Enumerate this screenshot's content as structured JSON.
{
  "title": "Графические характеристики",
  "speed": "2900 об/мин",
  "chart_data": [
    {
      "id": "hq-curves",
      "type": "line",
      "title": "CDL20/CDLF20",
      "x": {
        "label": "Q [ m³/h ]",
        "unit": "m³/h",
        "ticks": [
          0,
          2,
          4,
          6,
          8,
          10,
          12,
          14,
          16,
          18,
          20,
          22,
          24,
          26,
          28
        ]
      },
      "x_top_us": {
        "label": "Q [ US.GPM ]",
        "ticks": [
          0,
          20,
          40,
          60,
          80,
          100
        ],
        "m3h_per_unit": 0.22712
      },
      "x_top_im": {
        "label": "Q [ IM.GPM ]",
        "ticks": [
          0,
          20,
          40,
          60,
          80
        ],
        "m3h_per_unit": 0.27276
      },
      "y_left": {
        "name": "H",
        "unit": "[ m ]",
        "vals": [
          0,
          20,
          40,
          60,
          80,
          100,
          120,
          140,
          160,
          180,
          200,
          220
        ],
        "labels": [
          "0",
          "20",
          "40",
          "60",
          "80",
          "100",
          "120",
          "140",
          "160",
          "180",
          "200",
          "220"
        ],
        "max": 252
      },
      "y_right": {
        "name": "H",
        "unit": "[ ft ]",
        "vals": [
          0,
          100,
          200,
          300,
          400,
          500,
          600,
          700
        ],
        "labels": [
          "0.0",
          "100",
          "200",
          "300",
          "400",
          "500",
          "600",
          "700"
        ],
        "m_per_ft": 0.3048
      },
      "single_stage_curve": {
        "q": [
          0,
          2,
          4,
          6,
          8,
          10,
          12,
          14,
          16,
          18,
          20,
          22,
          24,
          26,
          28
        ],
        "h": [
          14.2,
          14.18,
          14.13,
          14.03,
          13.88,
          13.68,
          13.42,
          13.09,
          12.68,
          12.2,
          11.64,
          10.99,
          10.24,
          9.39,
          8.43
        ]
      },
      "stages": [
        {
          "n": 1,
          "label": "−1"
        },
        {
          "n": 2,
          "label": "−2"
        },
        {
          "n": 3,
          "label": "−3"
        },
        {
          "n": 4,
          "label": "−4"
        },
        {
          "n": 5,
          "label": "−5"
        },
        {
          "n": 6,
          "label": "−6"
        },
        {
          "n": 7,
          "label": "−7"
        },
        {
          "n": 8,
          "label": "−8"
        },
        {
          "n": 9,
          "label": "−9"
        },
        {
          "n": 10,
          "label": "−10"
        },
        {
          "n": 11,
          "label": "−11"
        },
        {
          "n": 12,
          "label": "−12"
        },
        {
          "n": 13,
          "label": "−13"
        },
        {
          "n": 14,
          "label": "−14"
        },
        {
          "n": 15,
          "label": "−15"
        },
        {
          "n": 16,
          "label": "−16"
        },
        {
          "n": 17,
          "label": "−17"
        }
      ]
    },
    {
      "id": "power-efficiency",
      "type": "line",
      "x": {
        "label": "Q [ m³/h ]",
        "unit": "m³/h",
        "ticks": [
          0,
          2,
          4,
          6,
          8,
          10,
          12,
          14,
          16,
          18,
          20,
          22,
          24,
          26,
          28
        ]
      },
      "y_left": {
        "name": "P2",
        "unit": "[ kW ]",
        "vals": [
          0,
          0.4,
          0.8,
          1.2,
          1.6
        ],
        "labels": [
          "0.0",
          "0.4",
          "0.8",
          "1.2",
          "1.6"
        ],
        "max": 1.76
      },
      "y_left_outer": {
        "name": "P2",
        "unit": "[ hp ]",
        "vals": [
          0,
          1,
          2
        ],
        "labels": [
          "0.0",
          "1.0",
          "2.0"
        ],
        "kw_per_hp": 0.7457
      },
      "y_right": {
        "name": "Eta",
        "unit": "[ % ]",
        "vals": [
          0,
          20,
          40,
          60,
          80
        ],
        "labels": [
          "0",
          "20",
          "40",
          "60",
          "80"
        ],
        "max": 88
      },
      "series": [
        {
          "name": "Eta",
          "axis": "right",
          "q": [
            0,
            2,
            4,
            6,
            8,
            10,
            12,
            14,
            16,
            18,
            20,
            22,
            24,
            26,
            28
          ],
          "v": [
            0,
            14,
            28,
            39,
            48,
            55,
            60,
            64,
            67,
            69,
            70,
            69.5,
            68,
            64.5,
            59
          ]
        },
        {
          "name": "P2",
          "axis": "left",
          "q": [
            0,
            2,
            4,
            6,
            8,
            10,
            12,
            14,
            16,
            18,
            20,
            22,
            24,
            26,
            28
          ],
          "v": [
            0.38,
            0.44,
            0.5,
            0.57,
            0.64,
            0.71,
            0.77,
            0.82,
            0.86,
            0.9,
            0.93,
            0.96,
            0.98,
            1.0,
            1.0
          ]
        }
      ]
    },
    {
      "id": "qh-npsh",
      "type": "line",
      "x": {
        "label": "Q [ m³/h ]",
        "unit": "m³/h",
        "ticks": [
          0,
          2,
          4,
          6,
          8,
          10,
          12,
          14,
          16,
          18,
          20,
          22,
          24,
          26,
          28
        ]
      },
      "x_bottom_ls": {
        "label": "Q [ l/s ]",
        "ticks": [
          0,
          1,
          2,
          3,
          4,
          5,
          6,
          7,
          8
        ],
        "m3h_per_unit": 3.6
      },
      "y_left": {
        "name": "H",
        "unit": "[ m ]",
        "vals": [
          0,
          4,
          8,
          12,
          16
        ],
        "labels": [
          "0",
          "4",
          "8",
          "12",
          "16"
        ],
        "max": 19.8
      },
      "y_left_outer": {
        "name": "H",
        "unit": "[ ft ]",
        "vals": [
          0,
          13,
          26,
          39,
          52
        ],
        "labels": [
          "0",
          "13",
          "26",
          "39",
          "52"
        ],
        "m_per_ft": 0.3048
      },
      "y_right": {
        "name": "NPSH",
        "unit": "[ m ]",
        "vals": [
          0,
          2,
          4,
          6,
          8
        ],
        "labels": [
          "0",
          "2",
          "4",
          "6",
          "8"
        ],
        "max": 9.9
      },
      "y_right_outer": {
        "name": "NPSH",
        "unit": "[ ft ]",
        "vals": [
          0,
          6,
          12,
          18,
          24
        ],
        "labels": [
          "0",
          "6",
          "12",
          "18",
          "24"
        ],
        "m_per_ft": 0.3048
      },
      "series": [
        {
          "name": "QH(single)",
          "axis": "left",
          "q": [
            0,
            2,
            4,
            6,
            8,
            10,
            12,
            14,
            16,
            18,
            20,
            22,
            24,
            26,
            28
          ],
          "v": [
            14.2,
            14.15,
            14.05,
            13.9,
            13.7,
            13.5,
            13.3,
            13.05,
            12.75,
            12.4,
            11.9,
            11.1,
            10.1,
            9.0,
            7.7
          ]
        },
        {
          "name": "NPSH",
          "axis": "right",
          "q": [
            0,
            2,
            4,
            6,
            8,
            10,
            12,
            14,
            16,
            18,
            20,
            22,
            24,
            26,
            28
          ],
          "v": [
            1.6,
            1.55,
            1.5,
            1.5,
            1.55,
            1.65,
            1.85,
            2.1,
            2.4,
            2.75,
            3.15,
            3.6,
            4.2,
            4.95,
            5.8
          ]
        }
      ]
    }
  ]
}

- - -

§ Aim:
Quote every record above exactly.

§ The response:
Enumerate this screenshot's content as structured JSON.
{
  "title": "Графические характеристики",
  "speed": "2900 об/мин",
  "chart_data": [
    {
      "id": "hq-curves",
      "type": "line",
      "title": "CDL20/CDLF20",
      "x": {
        "label": "Q [ m³/h ]",
        "unit": "m³/h",
        "ticks": [
          0,
          2,
          4,
          6,
          8,
          10,
          12,
          14,
          16,
          18,
          20,
          22,
          24,
          26,
          28
        ]
      },
      "x_top_us": {
        "label": "Q [ US.GPM ]",
        "ticks": [
          0,
          20,
          40,
          60,
          80,
          100
        ],
        "m3h_per_unit": 0.22712
      },
      "x_top_im": {
        "label": "Q [ IM.GPM ]",
        "ticks": [
          0,
          20,
          40,
          60,
          80
        ],
        "m3h_per_unit": 0.27276
      },
      "y_left": {
        "name": "H",
        "unit": "[ m ]",
        "vals": [
          0,
          20,
          40,
          60,
          80,
          100,
          120,
          140,
          160,
          180,
          200,
          220
        ],
        "labels": [
          "0",
          "20",
          "40",
          "60",
          "80",
          "100",
          "120",
          "140",
          "160",
          "180",
          "200",
          "220"
        ],
        "max": 252
      },
      "y_right": {
        "name": "H",
        "unit": "[ ft ]",
        "vals": [
          0,
          100,
          200,
          300,
          400,
          500,
          600,
          700
        ],
        "labels": [
          "0.0",
          "100",
          "200",
          "300",
          "400",
          "500",
          "600",
          "700"
        ],
        "m_per_ft": 0.3048
      },
      "single_stage_curve": {
        "q": [
          0,
          2,
          4,
          6,
          8,
          10,
          12,
          14,
          16,
          18,
          20,
          22,
          24,
          26,
          28
        ],
        "h": [
          14.2,
          14.18,
          14.13,
          14.03,
          13.88,
          13.68,
          13.42,
          13.09,
          12.68,
          12.2,
          11.64,
          10.99,
          10.24,
          9.39,
          8.43
        ]
      },
      "stages": [
        {
          "n": 1,
          "label": "−1"
        },
        {
          "n": 2,
          "label": "−2"
        },
        {
          "n": 3,
          "label": "−3"
        },
        {
          "n": 4,
          "label": "−4"
        },
        {
          "n": 5,
          "label": "−5"
        },
        {
          "n": 6,
          "label": "−6"
        },
        {
          "n": 7,
          "label": "−7"
        },
        {
          "n": 8,
          "label": "−8"
        },
        {
          "n": 9,
          "label": "−9"
        },
        {
          "n": 10,
          "label": "−10"
        },
        {
          "n": 11,
          "label": "−11"
        },
        {
          "n": 12,
          "label": "−12"
        },
        {
          "n": 13,
          "label": "−13"
        },
        {
          "n": 14,
          "label": "−14"
        },
        {
          "n": 15,
          "label": "−15"
        },
        {
          "n": 16,
          "label": "−16"
        },
        {
          "n": 17,
          "label": "−17"
        }
      ]
    },
    {
      "id": "power-efficiency",
      "type": "line",
      "x": {
        "label": "Q [ m³/h ]",
        "unit": "m³/h",
        "ticks": [
          0,
          2,
          4,
          6,
          8,
          10,
          12,
          14,
          16,
          18,
          20,
          22,
          24,
          26,
          28
        ]
      },
      "y_left": {
        "name": "P2",
        "unit": "[ kW ]",
        "vals": [
          0,
          0.4,
          0.8,
          1.2,
          1.6
        ],
        "labels": [
          "0.0",
          "0.4",
          "0.8",
          "1.2",
          "1.6"
        ],
        "max": 1.76
      },
      "y_left_outer": {
        "name": "P2",
        "unit": "[ hp ]",
        "vals": [
          0,
          1,
          2
        ],
        "labels": [
          "0.0",
          "1.0",
          "2.0"
        ],
        "kw_per_hp": 0.7457
      },
      "y_right": {
        "name": "Eta",
        "unit": "[ % ]",
        "vals": [
          0,
          20,
          40,
          60,
          80
        ],
        "labels": [
          "0",
          "20",
          "40",
          "60",
          "80"
        ],
        "max": 88
      },
      "series": [
        {
          "name": "Eta",
          "axis": "right",
          "q": [
            0,
            2,
            4,
            6,
            8,
            10,
            12,
            14,
            16,
            18,
            20,
            22,
            24,
            26,
            28
          ],
          "v": [
            0,
            14,
            28,
            39,
            48,
            55,
            60,
            64,
            67,
            69,
            70,
            69.5,
            68,
            64.5,
            59
          ]
        },
        {
          "name": "P2",
          "axis": "left",
          "q": [
            0,
            2,
            4,
            6,
            8,
            10,
            12,
            14,
            16,
            18,
            20,
            22,
            24,
            26,
            28
          ],
          "v": [
            0.38,
            0.44,
            0.5,
            0.57,
            0.64,
            0.71,
            0.77,
            0.82,
            0.86,
            0.9,
            0.93,
            0.96,
            0.98,
            1.0,
            1.0
          ]
        }
      ]
    },
    {
      "id": "qh-npsh",
      "type": "line",
      "x": {
        "label": "Q [ m³/h ]",
        "unit": "m³/h",
        "ticks": [
          0,
          2,
          4,
          6,
          8,
          10,
          12,
          14,
          16,
          18,
          20,
          22,
          24,
          26,
          28
        ]
      },
      "x_bottom_ls": {
        "label": "Q [ l/s ]",
        "ticks": [
          0,
          1,
          2,
          3,
          4,
          5,
          6,
          7,
          8
        ],
        "m3h_per_unit": 3.6
      },
      "y_left": {
        "name": "H",
        "unit": "[ m ]",
        "vals": [
          0,
          4,
          8,
          12,
          16
        ],
        "labels": [
          "0",
          "4",
          "8",
          "12",
          "16"
        ],
        "max": 19.8
      },
      "y_left_outer": {
        "name": "H",
        "unit": "[ ft ]",
        "vals": [
          0,
          13,
          26,
          39,
          52
        ],
        "labels": [
          "0",
          "13",
          "26",
          "39",
          "52"
        ],
        "m_per_ft": 0.3048
      },
      "y_right": {
        "name": "NPSH",
        "unit": "[ m ]",
        "vals": [
          0,
          2,
          4,
          6,
          8
        ],
        "labels": [
          "0",
          "2",
          "4",
          "6",
          "8"
        ],
        "max": 9.9
      },
      "y_right_outer": {
        "name": "NPSH",
        "unit": "[ ft ]",
        "vals": [
          0,
          6,
          12,
          18,
          24
        ],
        "labels": [
          "0",
          "6",
          "12",
          "18",
          "24"
        ],
        "m_per_ft": 0.3048
      },
      "series": [
        {
          "name": "QH(single)",
          "axis": "left",
          "q": [
            0,
            2,
            4,
            6,
            8,
            10,
            12,
            14,
            16,
            18,
            20,
            22,
            24,
            26,
            28
          ],
          "v": [
            14.2,
            14.15,
            14.05,
            13.9,
            13.7,
            13.5,
            13.3,
            13.05,
            12.75,
            12.4,
            11.9,
            11.1,
            10.1,
            9.0,
            7.7
          ]
        },
        {
          "name": "NPSH",
          "axis": "right",
          "q": [
            0,
            2,
            4,
            6,
            8,
            10,
            12,
            14,
            16,
            18,
            20,
            22,
            24,
            26,
            28
          ],
          "v": [
            1.6,
            1.55,
            1.5,
            1.5,
            1.55,
            1.65,
            1.85,
            2.1,
            2.4,
            2.75,
            3.15,
            3.6,
            4.2,
            4.95,
            5.8
          ]
        }
      ]
    }
  ]
}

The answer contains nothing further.